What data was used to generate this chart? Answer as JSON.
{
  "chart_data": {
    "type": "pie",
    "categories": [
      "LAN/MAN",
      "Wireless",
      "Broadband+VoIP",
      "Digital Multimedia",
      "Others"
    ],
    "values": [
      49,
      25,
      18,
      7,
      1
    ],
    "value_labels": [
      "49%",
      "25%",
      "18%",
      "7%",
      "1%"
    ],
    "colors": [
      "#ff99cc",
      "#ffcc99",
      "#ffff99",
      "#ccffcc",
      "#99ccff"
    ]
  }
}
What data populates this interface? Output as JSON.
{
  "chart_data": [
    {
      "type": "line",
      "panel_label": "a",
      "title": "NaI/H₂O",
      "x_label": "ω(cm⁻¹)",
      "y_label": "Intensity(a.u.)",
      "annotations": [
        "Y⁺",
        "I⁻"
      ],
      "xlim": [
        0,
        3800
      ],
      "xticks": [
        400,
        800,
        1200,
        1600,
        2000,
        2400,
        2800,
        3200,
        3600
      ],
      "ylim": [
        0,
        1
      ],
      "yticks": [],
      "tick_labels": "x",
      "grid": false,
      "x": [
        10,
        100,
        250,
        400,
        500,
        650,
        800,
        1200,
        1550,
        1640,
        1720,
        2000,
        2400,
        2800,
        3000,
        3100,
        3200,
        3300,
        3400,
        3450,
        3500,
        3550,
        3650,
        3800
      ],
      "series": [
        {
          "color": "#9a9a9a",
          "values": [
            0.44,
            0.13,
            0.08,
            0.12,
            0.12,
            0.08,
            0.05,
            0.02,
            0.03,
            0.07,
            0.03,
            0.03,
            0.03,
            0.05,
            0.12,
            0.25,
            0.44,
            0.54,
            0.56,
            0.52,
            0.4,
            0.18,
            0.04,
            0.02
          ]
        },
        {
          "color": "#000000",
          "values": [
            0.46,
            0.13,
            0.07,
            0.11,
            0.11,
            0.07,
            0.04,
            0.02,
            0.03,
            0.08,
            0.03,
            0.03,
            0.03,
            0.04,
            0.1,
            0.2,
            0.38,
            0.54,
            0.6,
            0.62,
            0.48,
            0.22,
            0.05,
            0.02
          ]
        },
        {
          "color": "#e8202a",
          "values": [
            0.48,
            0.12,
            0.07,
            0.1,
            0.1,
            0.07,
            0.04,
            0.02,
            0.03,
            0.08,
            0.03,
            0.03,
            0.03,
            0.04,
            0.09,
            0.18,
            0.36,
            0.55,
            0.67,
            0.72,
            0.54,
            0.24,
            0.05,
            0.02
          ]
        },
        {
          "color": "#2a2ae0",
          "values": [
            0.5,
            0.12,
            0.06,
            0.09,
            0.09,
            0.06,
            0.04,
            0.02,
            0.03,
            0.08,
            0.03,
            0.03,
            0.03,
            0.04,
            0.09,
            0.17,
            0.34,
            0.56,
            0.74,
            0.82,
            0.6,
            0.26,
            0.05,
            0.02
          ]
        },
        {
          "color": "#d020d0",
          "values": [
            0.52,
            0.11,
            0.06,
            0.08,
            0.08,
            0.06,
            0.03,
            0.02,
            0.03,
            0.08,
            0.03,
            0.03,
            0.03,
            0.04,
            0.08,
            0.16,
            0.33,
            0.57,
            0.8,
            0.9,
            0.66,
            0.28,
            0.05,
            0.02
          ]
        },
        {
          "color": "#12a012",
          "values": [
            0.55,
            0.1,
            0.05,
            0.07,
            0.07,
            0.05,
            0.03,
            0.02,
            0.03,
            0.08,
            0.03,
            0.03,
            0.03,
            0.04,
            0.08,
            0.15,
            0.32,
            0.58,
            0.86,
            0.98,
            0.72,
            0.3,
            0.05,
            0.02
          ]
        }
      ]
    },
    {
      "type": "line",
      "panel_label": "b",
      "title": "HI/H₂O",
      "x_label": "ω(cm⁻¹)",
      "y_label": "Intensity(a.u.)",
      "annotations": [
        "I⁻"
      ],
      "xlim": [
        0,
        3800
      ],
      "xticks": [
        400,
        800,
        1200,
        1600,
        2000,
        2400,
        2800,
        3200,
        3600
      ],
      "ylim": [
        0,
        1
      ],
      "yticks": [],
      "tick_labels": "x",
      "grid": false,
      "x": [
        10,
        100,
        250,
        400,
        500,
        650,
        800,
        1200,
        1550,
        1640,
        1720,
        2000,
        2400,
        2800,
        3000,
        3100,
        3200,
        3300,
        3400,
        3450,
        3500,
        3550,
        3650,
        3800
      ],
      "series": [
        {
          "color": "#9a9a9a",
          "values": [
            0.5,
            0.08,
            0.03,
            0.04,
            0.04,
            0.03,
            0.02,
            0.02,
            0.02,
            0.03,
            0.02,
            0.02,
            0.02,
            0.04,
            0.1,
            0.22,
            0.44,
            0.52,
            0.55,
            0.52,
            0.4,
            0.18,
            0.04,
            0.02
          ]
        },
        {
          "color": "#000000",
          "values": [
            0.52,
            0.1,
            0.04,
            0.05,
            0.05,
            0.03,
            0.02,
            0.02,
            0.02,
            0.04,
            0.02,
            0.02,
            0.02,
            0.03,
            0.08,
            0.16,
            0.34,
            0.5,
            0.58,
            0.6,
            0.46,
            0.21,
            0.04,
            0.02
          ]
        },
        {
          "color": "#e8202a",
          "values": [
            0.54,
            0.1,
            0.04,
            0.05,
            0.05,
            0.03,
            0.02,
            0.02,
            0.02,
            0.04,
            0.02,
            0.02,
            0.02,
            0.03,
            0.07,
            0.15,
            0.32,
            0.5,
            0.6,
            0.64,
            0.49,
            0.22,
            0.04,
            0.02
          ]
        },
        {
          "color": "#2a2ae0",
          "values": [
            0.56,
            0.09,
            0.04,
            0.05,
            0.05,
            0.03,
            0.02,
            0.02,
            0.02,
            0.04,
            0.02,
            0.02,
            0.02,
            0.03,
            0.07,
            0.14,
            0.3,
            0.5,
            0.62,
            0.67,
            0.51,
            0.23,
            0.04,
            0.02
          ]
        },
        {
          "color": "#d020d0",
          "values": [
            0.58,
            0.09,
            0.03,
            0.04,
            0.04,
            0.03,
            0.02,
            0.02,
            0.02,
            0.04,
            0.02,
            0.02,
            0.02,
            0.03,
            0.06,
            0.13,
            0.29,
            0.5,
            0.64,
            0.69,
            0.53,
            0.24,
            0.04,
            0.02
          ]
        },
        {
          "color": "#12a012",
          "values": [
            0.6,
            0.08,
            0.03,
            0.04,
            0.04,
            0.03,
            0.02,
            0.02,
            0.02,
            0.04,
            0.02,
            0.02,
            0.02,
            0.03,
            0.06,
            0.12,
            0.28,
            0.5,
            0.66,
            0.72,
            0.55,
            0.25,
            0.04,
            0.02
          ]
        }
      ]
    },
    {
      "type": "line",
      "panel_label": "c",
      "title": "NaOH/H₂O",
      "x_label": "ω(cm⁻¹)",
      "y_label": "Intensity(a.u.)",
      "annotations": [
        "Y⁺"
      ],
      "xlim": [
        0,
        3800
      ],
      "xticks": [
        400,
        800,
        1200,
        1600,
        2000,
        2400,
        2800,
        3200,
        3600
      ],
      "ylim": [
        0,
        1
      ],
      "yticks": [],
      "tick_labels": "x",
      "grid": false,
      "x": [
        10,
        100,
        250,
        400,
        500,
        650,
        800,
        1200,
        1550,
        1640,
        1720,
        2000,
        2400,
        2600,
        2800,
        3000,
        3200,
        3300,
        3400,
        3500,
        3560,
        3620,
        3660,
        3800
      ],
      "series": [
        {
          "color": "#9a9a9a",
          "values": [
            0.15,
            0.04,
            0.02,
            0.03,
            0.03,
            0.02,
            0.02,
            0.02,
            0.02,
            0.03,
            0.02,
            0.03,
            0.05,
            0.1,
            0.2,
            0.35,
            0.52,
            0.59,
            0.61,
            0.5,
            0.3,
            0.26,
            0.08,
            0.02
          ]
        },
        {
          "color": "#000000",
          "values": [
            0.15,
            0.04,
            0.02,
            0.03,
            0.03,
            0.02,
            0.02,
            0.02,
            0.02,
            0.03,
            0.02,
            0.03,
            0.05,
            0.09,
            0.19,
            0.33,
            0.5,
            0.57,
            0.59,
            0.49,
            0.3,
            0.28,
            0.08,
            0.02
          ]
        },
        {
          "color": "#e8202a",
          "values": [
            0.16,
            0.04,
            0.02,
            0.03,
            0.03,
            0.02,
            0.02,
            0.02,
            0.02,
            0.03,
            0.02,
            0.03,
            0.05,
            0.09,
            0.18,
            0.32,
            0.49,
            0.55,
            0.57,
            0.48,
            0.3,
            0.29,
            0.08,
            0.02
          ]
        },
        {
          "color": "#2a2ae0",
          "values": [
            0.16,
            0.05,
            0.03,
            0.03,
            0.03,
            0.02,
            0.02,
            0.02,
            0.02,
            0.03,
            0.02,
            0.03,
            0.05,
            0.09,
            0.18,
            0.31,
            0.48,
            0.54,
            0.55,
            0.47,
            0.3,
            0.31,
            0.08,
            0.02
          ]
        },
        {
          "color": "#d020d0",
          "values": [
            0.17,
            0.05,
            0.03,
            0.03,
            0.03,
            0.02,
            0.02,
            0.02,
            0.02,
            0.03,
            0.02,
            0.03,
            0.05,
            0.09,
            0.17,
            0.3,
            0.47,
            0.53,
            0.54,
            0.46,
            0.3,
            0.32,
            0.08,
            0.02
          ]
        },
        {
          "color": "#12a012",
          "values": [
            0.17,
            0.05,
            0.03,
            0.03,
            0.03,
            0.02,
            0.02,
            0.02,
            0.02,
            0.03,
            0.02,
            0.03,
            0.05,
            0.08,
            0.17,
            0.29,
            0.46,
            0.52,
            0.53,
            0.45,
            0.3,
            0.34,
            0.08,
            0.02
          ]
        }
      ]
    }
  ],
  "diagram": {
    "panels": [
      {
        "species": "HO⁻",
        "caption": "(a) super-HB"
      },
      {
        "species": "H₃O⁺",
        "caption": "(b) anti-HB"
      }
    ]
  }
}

* * *

#### WHAT IS NEEDED
State the number of lines holding the word "this" in the listing. Add nothing else.

#### PROBLEM SOLUTION
2